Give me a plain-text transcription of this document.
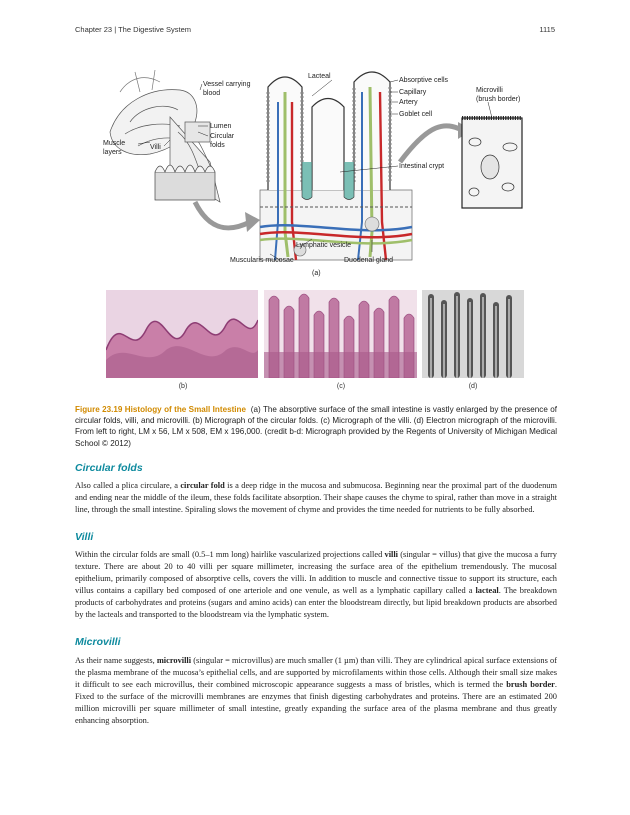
Chapter 23 | The Digestive System	1115
Vessel carrying
blood
Lumen
Circular
folds
Villi
Muscle
layers
Lacteal
Absorptive cells
Capillary
Artery
Goblet cell
Intestinal crypt
Lymphatic vesicle
Muscularis mucosae	Duodenal gland
Microvilli
(brush border)
(a)
(b)	(c)	(d)
Figure 23.19 Histology of the Small Intestine (a) The absorptive surface of the small intestine is vastly enlarged by the presence of circular folds, villi, and microvilli. (b) Micrograph of the circular folds. (c) Micrograph of the villi. (d) Electron micrograph of the microvilli. From left to right, LM x 56, LM x 508, EM x 196,000. (credit b-d: Micrograph provided by the Regents of University of Michigan Medical School © 2012)
Circular folds
Also called a plica circulare, a circular fold is a deep ridge in the mucosa and submucosa. Beginning near the proximal part of the duodenum and ending near the middle of the ileum, these folds facilitate absorption. Their shape causes the chyme to spiral, rather than move in a straight line, through the small intestine. Spiraling slows the movement of chyme and provides the time needed for nutrients to be fully absorbed.
Villi
Within the circular folds are small (0.5–1 mm long) hairlike vascularized projections called villi (singular = villus) that give the mucosa a furry texture. There are about 20 to 40 villi per square millimeter, increasing the surface area of the epithelium tremendously. The mucosal epithelium, primarily composed of absorptive cells, covers the villi. In addition to muscle and connective tissue to support its structure, each villus contains a capillary bed composed of one arteriole and one venule, as well as a lymphatic capillary called a lacteal. The breakdown products of carbohydrates and proteins (sugars and amino acids) can enter the bloodstream directly, but lipid breakdown products are absorbed by the lacteals and transported to the bloodstream via the lymphatic system.
Microvilli
As their name suggests, microvilli (singular = microvillus) are much smaller (1 µm) than villi. They are cylindrical apical surface extensions of the plasma membrane of the mucosa’s epithelial cells, and are supported by microfilaments within those cells. Although their small size makes it difficult to see each microvillus, their combined microscopic appearance suggests a mass of bristles, which is termed the brush border. Fixed to the surface of the microvilli membranes are enzymes that finish digesting carbohydrates and proteins. There are an estimated 200 million microvilli per square millimeter of small intestine, greatly expanding the surface area of the plasma membrane and thus greatly enhancing absorption.
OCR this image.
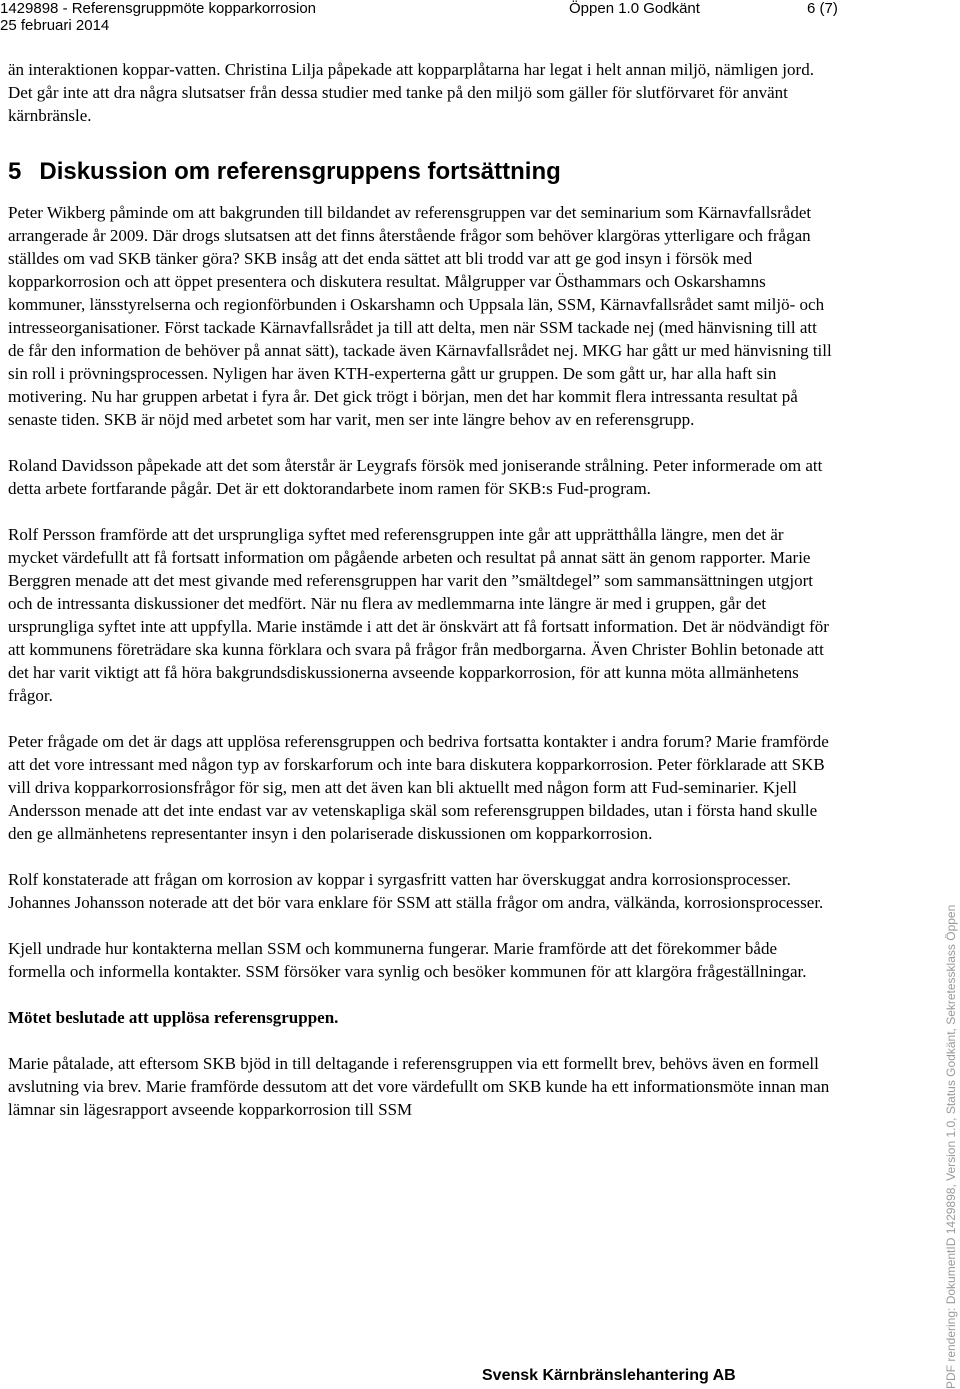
1429898 - Referensgruppmöte kopparkorrosion	Öppen 1.0 Godkänt	6 (7)
25 februari 2014

än interaktionen koppar-vatten. Christina Lilja påpekade att kopparplåtarna har legat i helt annan miljö, nämligen jord. Det går inte att dra några slutsatser från dessa studier med tanke på den miljö som gäller för slutförvaret för använt kärnbränsle.

5 Diskussion om referensgruppens fortsättning

Peter Wikberg påminde om att bakgrunden till bildandet av referensgruppen var det seminarium som Kärnavfallsrådet arrangerade år 2009. Där drogs slutsatsen att det finns återstående frågor som behöver klargöras ytterligare och frågan ställdes om vad SKB tänker göra? SKB insåg att det enda sättet att bli trodd var att ge god insyn i försök med kopparkorrosion och att öppet presentera och diskutera resultat. Målgrupper var Östhammars och Oskarshamns kommuner, länsstyrelserna och regionförbunden i Oskarshamn och Uppsala län, SSM, Kärnavfallsrådet samt miljö- och intresseorganisationer. Först tackade Kärnavfallsrådet ja till att delta, men när SSM tackade nej (med hänvisning till att de får den information de behöver på annat sätt), tackade även Kärnavfallsrådet nej. MKG har gått ur med hänvisning till sin roll i prövningsprocessen. Nyligen har även KTH-experterna gått ur gruppen. De som gått ur, har alla haft sin motivering. Nu har gruppen arbetat i fyra år. Det gick trögt i början, men det har kommit flera intressanta resultat på senaste tiden. SKB är nöjd med arbetet som har varit, men ser inte längre behov av en referensgrupp.

Roland Davidsson påpekade att det som återstår är Leygrafs försök med joniserande strålning. Peter informerade om att detta arbete fortfarande pågår. Det är ett doktorandarbete inom ramen för SKB:s Fud-program.

Rolf Persson framförde att det ursprungliga syftet med referensgruppen inte går att upprätthålla längre, men det är mycket värdefullt att få fortsatt information om pågående arbeten och resultat på annat sätt än genom rapporter. Marie Berggren menade att det mest givande med referensgruppen har varit den ”smältdegel” som sammansättningen utgjort och de intressanta diskussioner det medfört. När nu flera av medlemmarna inte längre är med i gruppen, går det ursprungliga syftet inte att uppfylla. Marie instämde i att det är önskvärt att få fortsatt information. Det är nödvändigt för att kommunens företrädare ska kunna förklara och svara på frågor från medborgarna. Även Christer Bohlin betonade att det har varit viktigt att få höra bakgrundsdiskussionerna avseende kopparkorrosion, för att kunna möta allmänhetens frågor.

Peter frågade om det är dags att upplösa referensgruppen och bedriva fortsatta kontakter i andra forum? Marie framförde att det vore intressant med någon typ av forskarforum och inte bara diskutera kopparkorrosion. Peter förklarade att SKB vill driva kopparkorrosionsfrågor för sig, men att det även kan bli aktuellt med någon form att Fud-seminarier. Kjell Andersson menade att det inte endast var av vetenskapliga skäl som referensgruppen bildades, utan i första hand skulle den ge allmänhetens representanter insyn i den polariserade diskussionen om kopparkorrosion.

Rolf konstaterade att frågan om korrosion av koppar i syrgasfritt vatten har överskuggat andra korrosionsprocesser. Johannes Johansson noterade att det bör vara enklare för SSM att ställa frågor om andra, välkända, korrosionsprocesser.

Kjell undrade hur kontakterna mellan SSM och kommunerna fungerar. Marie framförde att det förekommer både formella och informella kontakter. SSM försöker vara synlig och besöker kommunen för att klargöra frågeställningar.

Mötet beslutade att upplösa referensgruppen.

Marie påtalade, att eftersom SKB bjöd in till deltagande i referensgruppen via ett formellt brev, behövs även en formell avslutning via brev. Marie framförde dessutom att det vore värdefullt om SKB kunde ha ett informationsmöte innan man lämnar sin lägesrapport avseende kopparkorrosion till SSM

Svensk Kärnbränslehantering AB	PDF rendering: DokumentID 1429898, Version 1.0, Status Godkänt, Sekretessklass Öppen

--------------------------------

- THE PROBLEM -
Search the listing for the word "Godkänt". Copy every line in which it occurs.

- SOLUTION -
1429898 - Referensgruppmöte kopparkorrosion	Öppen 1.0 Godkänt	6 (7)
Svensk Kärnbränslehantering AB	PDF rendering: DokumentID 1429898, Version 1.0, Status Godkänt, Sekretessklass Öppen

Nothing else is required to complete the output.